§ **Kutipan Teks**
+--
“Everything from the family to the Longhouse has been affected by industry and by the way it operates in our territories and on our bodies.”
– Iako Tsira:reh Amanda Lickers (Turtle Clan, Seneca)
Dewasa kini, masalah gender tidak lagi sebatas masalah akses pendidikan, kesehatan, isu mental, reproduksi, pekerjaan dan politik. Lebih jauh lagi saat ini kita diperhadapkan dengan masalah yang terus berevolusi menyesuaikan dengan basis masalah yang muncul. Salah satunya adalah masalah krisis lingkungan.
Gerakan feminisme pun berkembang mencari cara untuk menemukan akar masalahnya dan menawarkan solusi sesuai dengan ideologi apa yang diyakini. Mengikut hal tersebut, banyak dari kita juga mulai mengubah cara pandang bahkan cara hidup sebagai bagian dari bentuk perlawanan.
+--
§ **Rincian Tugas**
Tentukan apakah setiap pernyataan berikut sesuai dengan kutipan tentang gender dan krisis lingkungan, lalu jawab ya atau tidak beserta kata-kata penentu dari kutipan itu yang dikutip apa adanya. 1. Masalah gender kini tidak lagi terbatas pada akses pendidikan, kesehatan, dan politik. 2. Krisis lingkungan disebut sebagai salah satu masalah yang kini dihadapi. 3. Gerakan feminisme dikatakan berhenti berkembang.

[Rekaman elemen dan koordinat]
+--
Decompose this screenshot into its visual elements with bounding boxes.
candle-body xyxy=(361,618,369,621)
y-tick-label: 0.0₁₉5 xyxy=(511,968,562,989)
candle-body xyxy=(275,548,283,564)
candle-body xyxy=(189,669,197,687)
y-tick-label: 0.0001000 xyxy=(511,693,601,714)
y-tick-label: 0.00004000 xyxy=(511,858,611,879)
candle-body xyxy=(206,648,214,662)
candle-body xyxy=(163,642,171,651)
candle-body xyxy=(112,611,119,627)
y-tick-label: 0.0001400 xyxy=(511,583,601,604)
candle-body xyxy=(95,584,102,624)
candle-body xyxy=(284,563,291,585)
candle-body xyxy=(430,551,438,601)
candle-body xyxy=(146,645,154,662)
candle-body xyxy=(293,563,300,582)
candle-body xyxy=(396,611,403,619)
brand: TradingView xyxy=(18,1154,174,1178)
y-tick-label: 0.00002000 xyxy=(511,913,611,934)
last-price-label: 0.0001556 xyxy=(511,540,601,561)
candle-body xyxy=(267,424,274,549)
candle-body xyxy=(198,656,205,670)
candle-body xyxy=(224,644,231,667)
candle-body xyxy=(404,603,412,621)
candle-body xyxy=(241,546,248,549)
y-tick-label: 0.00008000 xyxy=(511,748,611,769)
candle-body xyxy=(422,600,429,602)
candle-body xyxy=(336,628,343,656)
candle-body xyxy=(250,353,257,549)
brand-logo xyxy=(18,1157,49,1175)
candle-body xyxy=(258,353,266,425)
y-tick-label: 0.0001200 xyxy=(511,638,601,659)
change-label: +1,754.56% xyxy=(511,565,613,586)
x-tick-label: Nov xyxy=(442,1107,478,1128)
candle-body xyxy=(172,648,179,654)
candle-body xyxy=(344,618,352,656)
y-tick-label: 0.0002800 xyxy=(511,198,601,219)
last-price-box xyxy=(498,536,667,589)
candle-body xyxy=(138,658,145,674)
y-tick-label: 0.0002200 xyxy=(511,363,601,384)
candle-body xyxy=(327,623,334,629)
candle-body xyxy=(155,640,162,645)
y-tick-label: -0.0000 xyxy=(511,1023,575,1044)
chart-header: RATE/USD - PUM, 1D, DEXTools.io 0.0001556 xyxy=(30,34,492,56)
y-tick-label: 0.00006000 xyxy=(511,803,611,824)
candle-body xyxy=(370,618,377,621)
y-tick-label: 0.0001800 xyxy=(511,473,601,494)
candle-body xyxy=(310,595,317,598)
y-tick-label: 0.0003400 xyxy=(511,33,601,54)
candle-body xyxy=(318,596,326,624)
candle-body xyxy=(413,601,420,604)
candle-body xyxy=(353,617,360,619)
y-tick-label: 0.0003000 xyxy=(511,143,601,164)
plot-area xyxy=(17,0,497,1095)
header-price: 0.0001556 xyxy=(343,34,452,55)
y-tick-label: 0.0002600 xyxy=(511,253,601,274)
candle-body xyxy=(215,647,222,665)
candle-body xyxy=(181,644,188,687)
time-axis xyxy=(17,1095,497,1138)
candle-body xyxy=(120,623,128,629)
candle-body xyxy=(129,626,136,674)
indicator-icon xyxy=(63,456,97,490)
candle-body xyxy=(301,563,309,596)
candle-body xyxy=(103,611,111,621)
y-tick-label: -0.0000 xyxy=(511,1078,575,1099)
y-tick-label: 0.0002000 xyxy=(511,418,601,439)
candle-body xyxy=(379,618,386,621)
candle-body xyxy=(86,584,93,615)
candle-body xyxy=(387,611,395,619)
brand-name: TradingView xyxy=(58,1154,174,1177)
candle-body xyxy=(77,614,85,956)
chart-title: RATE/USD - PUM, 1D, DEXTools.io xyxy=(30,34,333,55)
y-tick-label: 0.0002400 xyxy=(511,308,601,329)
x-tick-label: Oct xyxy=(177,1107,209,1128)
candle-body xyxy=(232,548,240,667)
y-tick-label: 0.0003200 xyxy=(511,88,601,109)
+--
§ **Jawaban Lengkap**
1. Ya: "masalah gender tidak lagi sebatas masalah akses pendidikan, kesehatan, isu mental, reproduksi, pekerjaan dan politik"
2. Ya: "Salah satunya adalah masalah krisis lingkungan."
3. Tidak: "Gerakan feminisme pun berkembang mencari cara untuk menemukan akar masalahnya"